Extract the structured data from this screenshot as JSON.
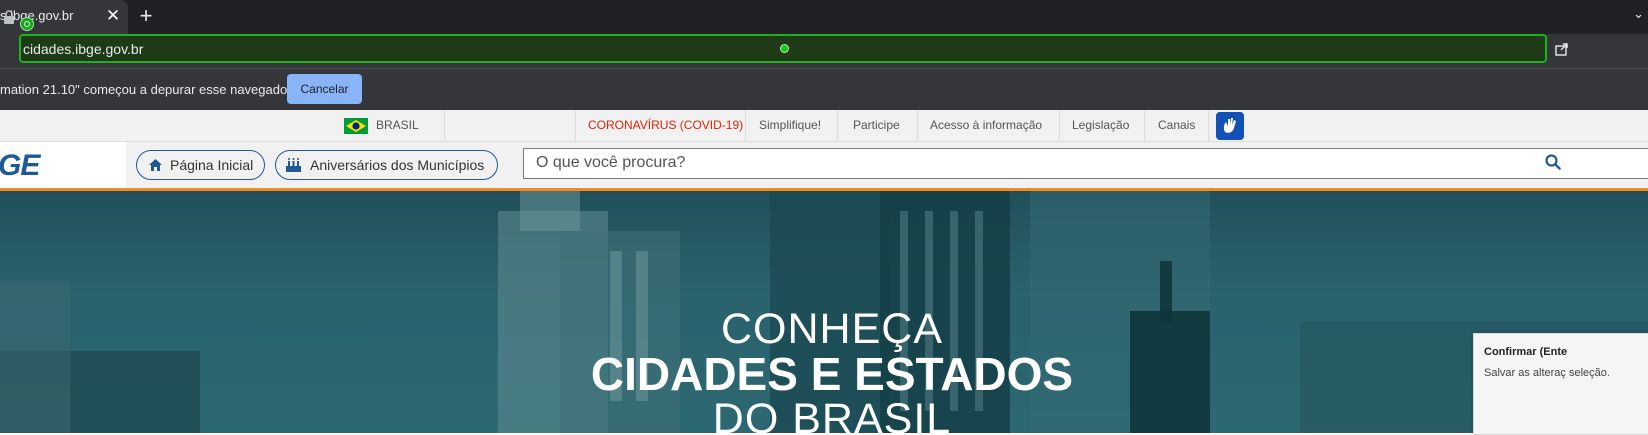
{
  "browser": {
    "tab_title": "s.ibge.gov.br",
    "url": "cidades.ibge.gov.br",
    "debug_message": "mation 21.10\" começou a depurar esse navegador",
    "cancel_label": "Cancelar",
    "new_tab_icon": "plus-icon",
    "close_icon": "close-icon"
  },
  "gov_bar": {
    "country": "BRASIL",
    "links": [
      "CORONAVÍRUS (COVID-19)",
      "Simplifique!",
      "Participe",
      "Acesso à informação",
      "Legislação",
      "Canais"
    ],
    "covid_color": "#e52207"
  },
  "header": {
    "logo_text": "GE",
    "nav": [
      {
        "label": "Página Inicial",
        "icon": "home-icon"
      },
      {
        "label": "Aniversários dos Municípios",
        "icon": "cake-icon"
      }
    ],
    "search_placeholder": "O que você procura?",
    "accent_color": "#1f5a96",
    "stripe_color": "#f08a24"
  },
  "hero": {
    "line1": "CONHEÇA",
    "line2": "CIDADES E ESTADOS",
    "line3": "DO BRASIL"
  },
  "confirm_popup": {
    "title": "Confirmar (Ente",
    "body": "Salvar as alteraç seleção."
  }
}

*Your task:* Transcribe every record above exactly as written, leaving out any pictures.

*Task solution:*
Extract the structured data from this screenshot as JSON.
{
  "browser": {
    "tab_title": "s.ibge.gov.br",
    "url": "cidades.ibge.gov.br",
    "debug_message": "mation 21.10\" começou a depurar esse navegador",
    "cancel_label": "Cancelar",
    "new_tab_icon": "plus-icon",
    "close_icon": "close-icon"
  },
  "gov_bar": {
    "country": "BRASIL",
    "links": [
      "CORONAVÍRUS (COVID-19)",
      "Simplifique!",
      "Participe",
      "Acesso à informação",
      "Legislação",
      "Canais"
    ],
    "covid_color": "#e52207"
  },
  "header": {
    "logo_text": "GE",
    "nav": [
      {
        "label": "Página Inicial",
        "icon": "home-icon"
      },
      {
        "label": "Aniversários dos Municípios",
        "icon": "cake-icon"
      }
    ],
    "search_placeholder": "O que você procura?",
    "accent_color": "#1f5a96",
    "stripe_color": "#f08a24"
  },
  "hero": {
    "line1": "CONHEÇA",
    "line2": "CIDADES E ESTADOS",
    "line3": "DO BRASIL"
  },
  "confirm_popup": {
    "title": "Confirmar (Ente",
    "body": "Salvar as alteraç seleção."
  }
}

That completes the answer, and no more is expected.